WHAT YOU SHOULD DO:
Starting at the line that contains "What does this", copy each line through the final one exactly as written.

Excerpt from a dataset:
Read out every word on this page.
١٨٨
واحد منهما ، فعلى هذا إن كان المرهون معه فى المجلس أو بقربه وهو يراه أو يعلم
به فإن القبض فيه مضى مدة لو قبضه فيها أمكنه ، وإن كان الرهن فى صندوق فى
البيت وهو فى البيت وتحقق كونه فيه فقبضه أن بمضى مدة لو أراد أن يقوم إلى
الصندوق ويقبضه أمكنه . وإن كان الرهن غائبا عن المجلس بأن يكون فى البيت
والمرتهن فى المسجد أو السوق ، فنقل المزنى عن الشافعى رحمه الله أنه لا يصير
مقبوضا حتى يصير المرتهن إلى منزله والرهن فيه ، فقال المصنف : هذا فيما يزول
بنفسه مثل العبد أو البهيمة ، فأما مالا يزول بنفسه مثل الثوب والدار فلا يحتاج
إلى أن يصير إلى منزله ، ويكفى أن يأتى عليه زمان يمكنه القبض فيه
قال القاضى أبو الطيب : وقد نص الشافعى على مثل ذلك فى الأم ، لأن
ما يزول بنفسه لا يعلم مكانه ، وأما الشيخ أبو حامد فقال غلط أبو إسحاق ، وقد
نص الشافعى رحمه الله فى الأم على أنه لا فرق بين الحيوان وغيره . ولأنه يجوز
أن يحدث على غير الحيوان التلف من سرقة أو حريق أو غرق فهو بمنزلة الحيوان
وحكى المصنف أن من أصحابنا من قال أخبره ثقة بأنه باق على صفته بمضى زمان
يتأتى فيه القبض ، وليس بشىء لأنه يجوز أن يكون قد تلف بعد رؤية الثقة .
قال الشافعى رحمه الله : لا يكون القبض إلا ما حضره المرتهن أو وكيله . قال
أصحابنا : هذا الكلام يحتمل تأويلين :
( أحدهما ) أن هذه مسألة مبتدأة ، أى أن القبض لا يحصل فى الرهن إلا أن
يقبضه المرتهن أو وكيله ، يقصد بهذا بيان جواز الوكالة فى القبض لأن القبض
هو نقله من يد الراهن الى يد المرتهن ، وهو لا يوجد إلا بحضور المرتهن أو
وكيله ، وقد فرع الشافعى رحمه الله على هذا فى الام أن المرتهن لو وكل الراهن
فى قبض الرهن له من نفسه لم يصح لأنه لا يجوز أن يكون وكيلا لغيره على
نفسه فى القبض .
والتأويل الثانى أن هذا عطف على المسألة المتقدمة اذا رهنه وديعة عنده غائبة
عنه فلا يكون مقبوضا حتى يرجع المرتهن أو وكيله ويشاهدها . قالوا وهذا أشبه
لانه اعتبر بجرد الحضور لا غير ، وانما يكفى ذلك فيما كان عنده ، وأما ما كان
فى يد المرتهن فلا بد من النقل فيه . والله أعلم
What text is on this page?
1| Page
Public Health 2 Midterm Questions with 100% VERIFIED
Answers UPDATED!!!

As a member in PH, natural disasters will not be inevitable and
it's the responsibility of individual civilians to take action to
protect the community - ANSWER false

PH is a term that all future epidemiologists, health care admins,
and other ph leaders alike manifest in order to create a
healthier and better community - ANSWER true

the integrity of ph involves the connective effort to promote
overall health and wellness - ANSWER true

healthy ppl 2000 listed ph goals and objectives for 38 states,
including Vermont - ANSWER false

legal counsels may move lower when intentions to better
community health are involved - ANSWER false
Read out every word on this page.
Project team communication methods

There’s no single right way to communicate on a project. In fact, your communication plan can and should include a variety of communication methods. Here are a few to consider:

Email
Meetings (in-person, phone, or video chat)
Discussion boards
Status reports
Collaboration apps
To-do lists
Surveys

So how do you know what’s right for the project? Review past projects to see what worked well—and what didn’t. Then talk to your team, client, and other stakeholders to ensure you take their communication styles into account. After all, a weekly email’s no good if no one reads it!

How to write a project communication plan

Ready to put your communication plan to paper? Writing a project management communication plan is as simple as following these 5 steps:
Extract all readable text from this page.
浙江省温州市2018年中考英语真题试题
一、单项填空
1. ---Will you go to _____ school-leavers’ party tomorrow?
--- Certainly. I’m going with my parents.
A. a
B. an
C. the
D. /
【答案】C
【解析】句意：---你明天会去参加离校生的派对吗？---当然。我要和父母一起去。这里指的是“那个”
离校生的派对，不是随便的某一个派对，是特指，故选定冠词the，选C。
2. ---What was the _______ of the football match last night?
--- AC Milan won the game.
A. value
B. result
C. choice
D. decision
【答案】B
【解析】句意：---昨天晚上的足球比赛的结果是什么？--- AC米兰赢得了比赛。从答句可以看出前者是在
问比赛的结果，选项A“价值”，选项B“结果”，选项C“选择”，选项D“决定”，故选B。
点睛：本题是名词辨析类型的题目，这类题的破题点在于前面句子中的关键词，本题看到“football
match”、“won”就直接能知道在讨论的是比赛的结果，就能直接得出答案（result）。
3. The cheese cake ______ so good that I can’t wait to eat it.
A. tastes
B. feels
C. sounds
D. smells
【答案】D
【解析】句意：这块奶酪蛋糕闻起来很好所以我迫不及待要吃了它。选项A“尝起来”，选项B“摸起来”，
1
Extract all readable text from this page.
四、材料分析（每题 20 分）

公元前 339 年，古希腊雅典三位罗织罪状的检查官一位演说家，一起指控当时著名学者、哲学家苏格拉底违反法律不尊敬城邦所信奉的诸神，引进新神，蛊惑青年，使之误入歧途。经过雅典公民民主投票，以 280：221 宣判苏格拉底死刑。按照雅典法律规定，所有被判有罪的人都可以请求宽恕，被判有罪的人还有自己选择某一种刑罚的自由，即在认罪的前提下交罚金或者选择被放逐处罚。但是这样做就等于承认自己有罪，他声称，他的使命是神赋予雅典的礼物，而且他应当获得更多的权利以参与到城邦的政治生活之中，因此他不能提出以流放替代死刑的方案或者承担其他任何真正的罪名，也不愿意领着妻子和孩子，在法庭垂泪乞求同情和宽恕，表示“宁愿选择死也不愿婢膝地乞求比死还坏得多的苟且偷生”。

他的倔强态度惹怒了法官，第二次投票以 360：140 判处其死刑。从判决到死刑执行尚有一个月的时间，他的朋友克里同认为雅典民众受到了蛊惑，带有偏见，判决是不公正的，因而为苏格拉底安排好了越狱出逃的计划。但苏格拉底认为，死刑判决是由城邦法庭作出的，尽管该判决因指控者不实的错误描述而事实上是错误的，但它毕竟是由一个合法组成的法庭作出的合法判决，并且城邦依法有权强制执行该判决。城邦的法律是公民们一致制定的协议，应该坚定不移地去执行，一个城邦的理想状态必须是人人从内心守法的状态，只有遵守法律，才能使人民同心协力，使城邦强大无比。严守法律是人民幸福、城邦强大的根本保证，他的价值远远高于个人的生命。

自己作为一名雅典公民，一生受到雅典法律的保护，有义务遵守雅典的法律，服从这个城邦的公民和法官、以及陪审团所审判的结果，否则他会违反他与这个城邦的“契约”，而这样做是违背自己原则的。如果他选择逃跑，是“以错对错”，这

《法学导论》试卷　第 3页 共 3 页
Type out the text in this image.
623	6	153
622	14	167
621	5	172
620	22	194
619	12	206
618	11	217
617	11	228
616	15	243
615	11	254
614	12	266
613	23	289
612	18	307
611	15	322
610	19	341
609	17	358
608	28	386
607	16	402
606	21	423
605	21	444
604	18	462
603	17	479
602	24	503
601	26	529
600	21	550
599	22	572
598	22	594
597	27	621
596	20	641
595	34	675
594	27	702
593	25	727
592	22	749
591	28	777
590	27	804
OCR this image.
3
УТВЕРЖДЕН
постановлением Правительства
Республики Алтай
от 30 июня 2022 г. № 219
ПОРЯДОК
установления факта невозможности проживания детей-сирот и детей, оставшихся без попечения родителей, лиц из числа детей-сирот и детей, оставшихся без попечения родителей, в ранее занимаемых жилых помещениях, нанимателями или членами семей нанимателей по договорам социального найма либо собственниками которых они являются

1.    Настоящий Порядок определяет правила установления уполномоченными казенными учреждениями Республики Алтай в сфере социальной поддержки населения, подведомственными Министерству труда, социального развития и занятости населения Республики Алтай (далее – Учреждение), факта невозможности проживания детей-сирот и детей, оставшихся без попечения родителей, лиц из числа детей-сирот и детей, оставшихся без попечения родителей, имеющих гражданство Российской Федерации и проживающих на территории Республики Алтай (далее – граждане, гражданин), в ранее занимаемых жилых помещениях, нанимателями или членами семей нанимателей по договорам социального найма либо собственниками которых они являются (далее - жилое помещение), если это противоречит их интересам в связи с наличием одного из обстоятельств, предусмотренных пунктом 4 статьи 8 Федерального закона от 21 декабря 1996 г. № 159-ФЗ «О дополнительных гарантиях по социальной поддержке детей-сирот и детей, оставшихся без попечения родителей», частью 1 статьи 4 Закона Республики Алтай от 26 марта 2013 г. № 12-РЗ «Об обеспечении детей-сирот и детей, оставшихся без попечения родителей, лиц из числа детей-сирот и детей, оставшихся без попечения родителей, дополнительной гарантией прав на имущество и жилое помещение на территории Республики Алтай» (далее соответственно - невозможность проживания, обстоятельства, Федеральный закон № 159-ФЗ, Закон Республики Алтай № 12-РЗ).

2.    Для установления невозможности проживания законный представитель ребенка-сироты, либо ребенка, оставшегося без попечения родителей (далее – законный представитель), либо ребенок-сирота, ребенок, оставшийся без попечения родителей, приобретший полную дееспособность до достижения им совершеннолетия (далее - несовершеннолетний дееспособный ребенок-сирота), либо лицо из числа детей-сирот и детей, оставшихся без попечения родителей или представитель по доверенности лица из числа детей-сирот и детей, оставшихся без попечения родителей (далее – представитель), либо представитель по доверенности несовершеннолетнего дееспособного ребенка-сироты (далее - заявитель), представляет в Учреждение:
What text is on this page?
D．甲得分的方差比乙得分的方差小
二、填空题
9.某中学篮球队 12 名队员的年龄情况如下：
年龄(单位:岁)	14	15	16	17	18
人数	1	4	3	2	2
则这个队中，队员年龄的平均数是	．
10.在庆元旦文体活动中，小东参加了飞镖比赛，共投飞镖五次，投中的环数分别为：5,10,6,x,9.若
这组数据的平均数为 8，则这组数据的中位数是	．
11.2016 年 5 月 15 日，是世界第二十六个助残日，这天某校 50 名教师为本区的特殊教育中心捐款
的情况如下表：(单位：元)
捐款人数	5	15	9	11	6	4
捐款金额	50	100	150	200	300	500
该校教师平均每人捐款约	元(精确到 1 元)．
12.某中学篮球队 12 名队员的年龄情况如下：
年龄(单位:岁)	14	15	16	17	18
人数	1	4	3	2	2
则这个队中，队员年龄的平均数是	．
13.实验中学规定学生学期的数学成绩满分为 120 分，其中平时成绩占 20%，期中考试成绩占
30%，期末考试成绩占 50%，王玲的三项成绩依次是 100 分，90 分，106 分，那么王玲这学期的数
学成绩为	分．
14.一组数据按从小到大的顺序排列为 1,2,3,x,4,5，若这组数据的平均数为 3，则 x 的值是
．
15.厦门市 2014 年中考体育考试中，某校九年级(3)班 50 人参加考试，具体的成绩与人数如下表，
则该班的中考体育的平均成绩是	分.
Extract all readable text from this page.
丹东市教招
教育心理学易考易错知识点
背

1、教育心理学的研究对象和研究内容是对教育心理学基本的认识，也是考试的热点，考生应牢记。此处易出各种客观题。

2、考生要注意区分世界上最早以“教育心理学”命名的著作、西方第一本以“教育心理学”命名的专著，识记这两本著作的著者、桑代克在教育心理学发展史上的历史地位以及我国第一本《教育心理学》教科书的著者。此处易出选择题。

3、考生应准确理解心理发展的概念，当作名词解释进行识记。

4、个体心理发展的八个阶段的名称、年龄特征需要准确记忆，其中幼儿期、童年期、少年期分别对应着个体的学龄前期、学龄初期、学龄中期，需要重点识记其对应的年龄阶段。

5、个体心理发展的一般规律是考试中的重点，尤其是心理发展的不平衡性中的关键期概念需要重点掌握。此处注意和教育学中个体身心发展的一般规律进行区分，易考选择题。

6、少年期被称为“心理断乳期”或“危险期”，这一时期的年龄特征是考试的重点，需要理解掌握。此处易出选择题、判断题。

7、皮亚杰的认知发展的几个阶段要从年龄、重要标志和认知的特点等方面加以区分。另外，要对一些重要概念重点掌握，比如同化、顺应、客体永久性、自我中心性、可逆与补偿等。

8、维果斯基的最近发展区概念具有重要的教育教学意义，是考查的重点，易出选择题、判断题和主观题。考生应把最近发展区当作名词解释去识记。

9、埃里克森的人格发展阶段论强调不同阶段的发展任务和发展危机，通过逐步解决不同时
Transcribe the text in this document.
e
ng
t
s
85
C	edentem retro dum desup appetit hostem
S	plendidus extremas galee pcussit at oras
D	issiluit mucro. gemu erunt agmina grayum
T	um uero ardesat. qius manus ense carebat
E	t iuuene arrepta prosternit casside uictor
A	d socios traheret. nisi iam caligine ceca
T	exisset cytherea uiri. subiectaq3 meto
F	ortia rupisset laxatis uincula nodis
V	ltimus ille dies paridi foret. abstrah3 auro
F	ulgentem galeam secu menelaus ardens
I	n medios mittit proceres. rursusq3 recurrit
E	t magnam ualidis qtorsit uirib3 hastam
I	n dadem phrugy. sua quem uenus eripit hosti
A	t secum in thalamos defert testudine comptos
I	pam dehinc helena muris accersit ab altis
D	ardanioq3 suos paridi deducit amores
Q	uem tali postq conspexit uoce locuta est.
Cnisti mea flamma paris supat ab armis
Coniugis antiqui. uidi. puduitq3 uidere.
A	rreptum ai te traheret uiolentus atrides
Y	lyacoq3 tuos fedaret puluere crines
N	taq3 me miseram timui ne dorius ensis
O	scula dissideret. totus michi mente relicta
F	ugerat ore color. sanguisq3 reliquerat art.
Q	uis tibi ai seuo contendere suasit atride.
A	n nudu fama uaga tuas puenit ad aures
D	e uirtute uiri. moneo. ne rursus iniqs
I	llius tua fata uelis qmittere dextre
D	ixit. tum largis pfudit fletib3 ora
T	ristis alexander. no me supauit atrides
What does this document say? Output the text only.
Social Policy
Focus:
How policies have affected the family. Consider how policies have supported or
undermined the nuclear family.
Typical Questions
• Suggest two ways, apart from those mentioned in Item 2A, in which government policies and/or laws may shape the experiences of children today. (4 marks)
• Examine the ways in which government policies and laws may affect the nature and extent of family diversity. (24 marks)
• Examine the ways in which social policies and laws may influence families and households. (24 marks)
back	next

EXERCISE RESPONSE:
What does this document say? Output the text only.
Social Policy
Focus:
How policies have affected the family. Consider how policies have supported or
undermined the nuclear family.
Typical Questions
• Suggest two ways, apart from those mentioned in Item 2A, in which government policies and/or laws may shape the experiences of children today. (4 marks)
• Examine the ways in which government policies and laws may affect the nature and extent of family diversity. (24 marks)
• Examine the ways in which social policies and laws may influence families and households. (24 marks)
back	next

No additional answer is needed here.